- Data shown:
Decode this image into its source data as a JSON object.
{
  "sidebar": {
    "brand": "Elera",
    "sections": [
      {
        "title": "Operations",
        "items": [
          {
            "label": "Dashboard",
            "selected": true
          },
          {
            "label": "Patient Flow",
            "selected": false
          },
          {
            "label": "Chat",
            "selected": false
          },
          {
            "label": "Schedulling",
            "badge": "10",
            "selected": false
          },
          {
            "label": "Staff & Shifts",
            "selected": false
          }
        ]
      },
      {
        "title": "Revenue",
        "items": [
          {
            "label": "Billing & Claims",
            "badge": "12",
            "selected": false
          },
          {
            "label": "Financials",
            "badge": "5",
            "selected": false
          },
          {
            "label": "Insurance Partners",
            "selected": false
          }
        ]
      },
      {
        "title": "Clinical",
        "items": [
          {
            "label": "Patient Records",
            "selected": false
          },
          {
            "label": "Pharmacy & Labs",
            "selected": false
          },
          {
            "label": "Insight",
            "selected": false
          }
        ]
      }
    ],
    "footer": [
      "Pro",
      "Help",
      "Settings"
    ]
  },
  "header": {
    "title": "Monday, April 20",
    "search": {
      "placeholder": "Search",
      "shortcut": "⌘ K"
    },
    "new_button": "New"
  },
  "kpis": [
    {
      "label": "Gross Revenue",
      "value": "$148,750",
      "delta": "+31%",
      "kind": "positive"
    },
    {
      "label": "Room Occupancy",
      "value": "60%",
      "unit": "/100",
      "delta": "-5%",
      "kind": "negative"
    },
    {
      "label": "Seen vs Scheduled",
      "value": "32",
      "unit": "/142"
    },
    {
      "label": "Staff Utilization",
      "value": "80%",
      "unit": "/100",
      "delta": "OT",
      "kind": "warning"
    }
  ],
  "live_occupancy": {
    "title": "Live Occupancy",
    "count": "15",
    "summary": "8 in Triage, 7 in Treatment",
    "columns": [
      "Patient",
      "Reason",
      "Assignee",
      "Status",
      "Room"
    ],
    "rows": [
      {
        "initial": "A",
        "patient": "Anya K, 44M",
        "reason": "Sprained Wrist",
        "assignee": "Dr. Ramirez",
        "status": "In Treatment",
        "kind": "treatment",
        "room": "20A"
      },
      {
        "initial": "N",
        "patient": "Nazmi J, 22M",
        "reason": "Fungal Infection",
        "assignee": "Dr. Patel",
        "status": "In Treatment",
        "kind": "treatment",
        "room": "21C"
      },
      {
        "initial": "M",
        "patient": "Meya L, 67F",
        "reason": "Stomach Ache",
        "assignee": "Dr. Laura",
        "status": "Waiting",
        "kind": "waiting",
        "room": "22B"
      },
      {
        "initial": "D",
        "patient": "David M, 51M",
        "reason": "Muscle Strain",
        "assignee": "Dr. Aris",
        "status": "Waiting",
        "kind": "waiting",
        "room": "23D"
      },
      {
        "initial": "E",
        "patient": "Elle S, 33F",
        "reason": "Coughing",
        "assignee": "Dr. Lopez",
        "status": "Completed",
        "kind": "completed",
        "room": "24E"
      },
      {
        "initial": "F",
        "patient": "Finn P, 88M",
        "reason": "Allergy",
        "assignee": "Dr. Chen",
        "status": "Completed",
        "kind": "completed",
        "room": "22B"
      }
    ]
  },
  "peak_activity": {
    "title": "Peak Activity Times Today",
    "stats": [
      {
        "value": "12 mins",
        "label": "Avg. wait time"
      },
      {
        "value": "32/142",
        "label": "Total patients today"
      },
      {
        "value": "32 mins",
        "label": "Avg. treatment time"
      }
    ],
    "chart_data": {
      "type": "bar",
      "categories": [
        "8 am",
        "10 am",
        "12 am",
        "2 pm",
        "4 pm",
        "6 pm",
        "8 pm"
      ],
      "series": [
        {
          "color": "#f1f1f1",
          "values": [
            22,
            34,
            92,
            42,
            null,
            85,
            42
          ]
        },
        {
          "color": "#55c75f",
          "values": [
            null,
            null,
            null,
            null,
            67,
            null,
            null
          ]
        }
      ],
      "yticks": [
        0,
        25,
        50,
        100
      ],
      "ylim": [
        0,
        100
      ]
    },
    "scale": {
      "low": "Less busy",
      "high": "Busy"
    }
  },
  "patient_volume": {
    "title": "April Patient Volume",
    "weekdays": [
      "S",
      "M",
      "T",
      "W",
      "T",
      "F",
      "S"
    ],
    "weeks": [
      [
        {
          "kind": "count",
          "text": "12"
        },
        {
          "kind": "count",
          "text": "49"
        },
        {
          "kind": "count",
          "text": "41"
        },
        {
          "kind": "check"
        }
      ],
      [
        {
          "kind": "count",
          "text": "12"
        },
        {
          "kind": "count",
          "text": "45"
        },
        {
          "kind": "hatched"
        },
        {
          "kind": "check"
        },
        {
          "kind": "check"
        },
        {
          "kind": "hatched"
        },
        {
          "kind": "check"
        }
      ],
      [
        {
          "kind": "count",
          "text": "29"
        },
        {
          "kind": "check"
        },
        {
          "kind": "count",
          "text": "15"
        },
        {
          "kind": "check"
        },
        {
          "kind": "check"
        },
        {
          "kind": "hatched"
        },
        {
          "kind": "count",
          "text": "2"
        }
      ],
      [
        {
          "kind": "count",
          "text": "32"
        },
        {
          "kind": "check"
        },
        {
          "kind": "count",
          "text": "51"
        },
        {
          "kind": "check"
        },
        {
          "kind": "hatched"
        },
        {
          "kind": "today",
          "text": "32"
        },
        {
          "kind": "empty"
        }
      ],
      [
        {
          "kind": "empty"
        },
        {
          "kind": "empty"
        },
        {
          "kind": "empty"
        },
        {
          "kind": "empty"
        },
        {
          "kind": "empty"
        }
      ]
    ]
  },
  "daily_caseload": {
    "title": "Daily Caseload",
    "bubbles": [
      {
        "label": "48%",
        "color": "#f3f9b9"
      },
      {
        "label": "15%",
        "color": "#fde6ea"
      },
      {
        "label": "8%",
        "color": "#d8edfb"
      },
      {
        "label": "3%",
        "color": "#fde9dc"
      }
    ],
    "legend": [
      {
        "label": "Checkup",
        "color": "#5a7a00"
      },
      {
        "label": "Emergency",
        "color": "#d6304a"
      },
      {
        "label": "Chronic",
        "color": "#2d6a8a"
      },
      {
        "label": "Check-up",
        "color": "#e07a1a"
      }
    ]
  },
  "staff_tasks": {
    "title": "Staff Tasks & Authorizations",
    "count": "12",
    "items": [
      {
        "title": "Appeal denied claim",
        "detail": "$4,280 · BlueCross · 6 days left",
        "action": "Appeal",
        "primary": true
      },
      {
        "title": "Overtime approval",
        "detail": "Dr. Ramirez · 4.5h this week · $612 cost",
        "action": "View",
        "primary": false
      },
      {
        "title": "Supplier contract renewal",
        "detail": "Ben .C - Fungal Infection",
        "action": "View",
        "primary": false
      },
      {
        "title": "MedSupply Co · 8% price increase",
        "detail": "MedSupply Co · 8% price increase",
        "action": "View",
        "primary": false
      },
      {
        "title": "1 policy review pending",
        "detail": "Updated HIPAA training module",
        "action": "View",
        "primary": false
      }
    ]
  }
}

- Task details: A full, exact copy of the entries is required. Return it.

- Answer section:
Decode this image into its source data as a JSON object.
{
  "sidebar": {
    "brand": "Elera",
    "sections": [
      {
        "title": "Operations",
        "items": [
          {
            "label": "Dashboard",
            "selected": true
          },
          {
            "label": "Patient Flow",
            "selected": false
          },
          {
            "label": "Chat",
            "selected": false
          },
          {
            "label": "Schedulling",
            "badge": "10",
            "selected": false
          },
          {
            "label": "Staff & Shifts",
            "selected": false
          }
        ]
      },
      {
        "title": "Revenue",
        "items": [
          {
            "label": "Billing & Claims",
            "badge": "12",
            "selected": false
          },
          {
            "label": "Financials",
            "badge": "5",
            "selected": false
          },
          {
            "label": "Insurance Partners",
            "selected": false
          }
        ]
      },
      {
        "title": "Clinical",
        "items": [
          {
            "label": "Patient Records",
            "selected": false
          },
          {
            "label": "Pharmacy & Labs",
            "selected": false
          },
          {
            "label": "Insight",
            "selected": false
          }
        ]
      }
    ],
    "footer": [
      "Pro",
      "Help",
      "Settings"
    ]
  },
  "header": {
    "title": "Monday, April 20",
    "search": {
      "placeholder": "Search",
      "shortcut": "⌘ K"
    },
    "new_button": "New"
  },
  "kpis": [
    {
      "label": "Gross Revenue",
      "value": "$148,750",
      "delta": "+31%",
      "kind": "positive"
    },
    {
      "label": "Room Occupancy",
      "value": "60%",
      "unit": "/100",
      "delta": "-5%",
      "kind": "negative"
    },
    {
      "label": "Seen vs Scheduled",
      "value": "32",
      "unit": "/142"
    },
    {
      "label": "Staff Utilization",
      "value": "80%",
      "unit": "/100",
      "delta": "OT",
      "kind": "warning"
    }
  ],
  "live_occupancy": {
    "title": "Live Occupancy",
    "count": "15",
    "summary": "8 in Triage, 7 in Treatment",
    "columns": [
      "Patient",
      "Reason",
      "Assignee",
      "Status",
      "Room"
    ],
    "rows": [
      {
        "initial": "A",
        "patient": "Anya K, 44M",
        "reason": "Sprained Wrist",
        "assignee": "Dr. Ramirez",
        "status": "In Treatment",
        "kind": "treatment",
        "room": "20A"
      },
      {
        "initial": "N",
        "patient": "Nazmi J, 22M",
        "reason": "Fungal Infection",
        "assignee": "Dr. Patel",
        "status": "In Treatment",
        "kind": "treatment",
        "room": "21C"
      },
      {
        "initial": "M",
        "patient": "Meya L, 67F",
        "reason": "Stomach Ache",
        "assignee": "Dr. Laura",
        "status": "Waiting",
        "kind": "waiting",
        "room": "22B"
      },
      {
        "initial": "D",
        "patient": "David M, 51M",
        "reason": "Muscle Strain",
        "assignee": "Dr. Aris",
        "status": "Waiting",
        "kind": "waiting",
        "room": "23D"
      },
      {
        "initial": "E",
        "patient": "Elle S, 33F",
        "reason": "Coughing",
        "assignee": "Dr. Lopez",
        "status": "Completed",
        "kind": "completed",
        "room": "24E"
      },
      {
        "initial": "F",
        "patient": "Finn P, 88M",
        "reason": "Allergy",
        "assignee": "Dr. Chen",
        "status": "Completed",
        "kind": "completed",
        "room": "22B"
      }
    ]
  },
  "peak_activity": {
    "title": "Peak Activity Times Today",
    "stats": [
      {
        "value": "12 mins",
        "label": "Avg. wait time"
      },
      {
        "value": "32/142",
        "label": "Total patients today"
      },
      {
        "value": "32 mins",
        "label": "Avg. treatment time"
      }
    ],
    "chart_data": {
      "type": "bar",
      "categories": [
        "8 am",
        "10 am",
        "12 am",
        "2 pm",
        "4 pm",
        "6 pm",
        "8 pm"
      ],
      "series": [
        {
          "color": "#f1f1f1",
          "values": [
            22,
            34,
            92,
            42,
            null,
            85,
            42
          ]
        },
        {
          "color": "#55c75f",
          "values": [
            null,
            null,
            null,
            null,
            67,
            null,
            null
          ]
        }
      ],
      "yticks": [
        0,
        25,
        50,
        100
      ],
      "ylim": [
        0,
        100
      ]
    },
    "scale": {
      "low": "Less busy",
      "high": "Busy"
    }
  },
  "patient_volume": {
    "title": "April Patient Volume",
    "weekdays": [
      "S",
      "M",
      "T",
      "W",
      "T",
      "F",
      "S"
    ],
    "weeks": [
      [
        {
          "kind": "count",
          "text": "12"
        },
        {
          "kind": "count",
          "text": "49"
        },
        {
          "kind": "count",
          "text": "41"
        },
        {
          "kind": "check"
        }
      ],
      [
        {
          "kind": "count",
          "text": "12"
        },
        {
          "kind": "count",
          "text": "45"
        },
        {
          "kind": "hatched"
        },
        {
          "kind": "check"
        },
        {
          "kind": "check"
        },
        {
          "kind": "hatched"
        },
        {
          "kind": "check"
        }
      ],
      [
        {
          "kind": "count",
          "text": "29"
        },
        {
          "kind": "check"
        },
        {
          "kind": "count",
          "text": "15"
        },
        {
          "kind": "check"
        },
        {
          "kind": "check"
        },
        {
          "kind": "hatched"
        },
        {
          "kind": "count",
          "text": "2"
        }
      ],
      [
        {
          "kind": "count",
          "text": "32"
        },
        {
          "kind": "check"
        },
        {
          "kind": "count",
          "text": "51"
        },
        {
          "kind": "check"
        },
        {
          "kind": "hatched"
        },
        {
          "kind": "today",
          "text": "32"
        },
        {
          "kind": "empty"
        }
      ],
      [
        {
          "kind": "empty"
        },
        {
          "kind": "empty"
        },
        {
          "kind": "empty"
        },
        {
          "kind": "empty"
        },
        {
          "kind": "empty"
        }
      ]
    ]
  },
  "daily_caseload": {
    "title": "Daily Caseload",
    "bubbles": [
      {
        "label": "48%",
        "color": "#f3f9b9"
      },
      {
        "label": "15%",
        "color": "#fde6ea"
      },
      {
        "label": "8%",
        "color": "#d8edfb"
      },
      {
        "label": "3%",
        "color": "#fde9dc"
      }
    ],
    "legend": [
      {
        "label": "Checkup",
        "color": "#5a7a00"
      },
      {
        "label": "Emergency",
        "color": "#d6304a"
      },
      {
        "label": "Chronic",
        "color": "#2d6a8a"
      },
      {
        "label": "Check-up",
        "color": "#e07a1a"
      }
    ]
  },
  "staff_tasks": {
    "title": "Staff Tasks & Authorizations",
    "count": "12",
    "items": [
      {
        "title": "Appeal denied claim",
        "detail": "$4,280 · BlueCross · 6 days left",
        "action": "Appeal",
        "primary": true
      },
      {
        "title": "Overtime approval",
        "detail": "Dr. Ramirez · 4.5h this week · $612 cost",
        "action": "View",
        "primary": false
      },
      {
        "title": "Supplier contract renewal",
        "detail": "Ben .C - Fungal Infection",
        "action": "View",
        "primary": false
      },
      {
        "title": "MedSupply Co · 8% price increase",
        "detail": "MedSupply Co · 8% price increase",
        "action": "View",
        "primary": false
      },
      {
        "title": "1 policy review pending",
        "detail": "Updated HIPAA training module",
        "action": "View",
        "primary": false
      }
    ]
  }
}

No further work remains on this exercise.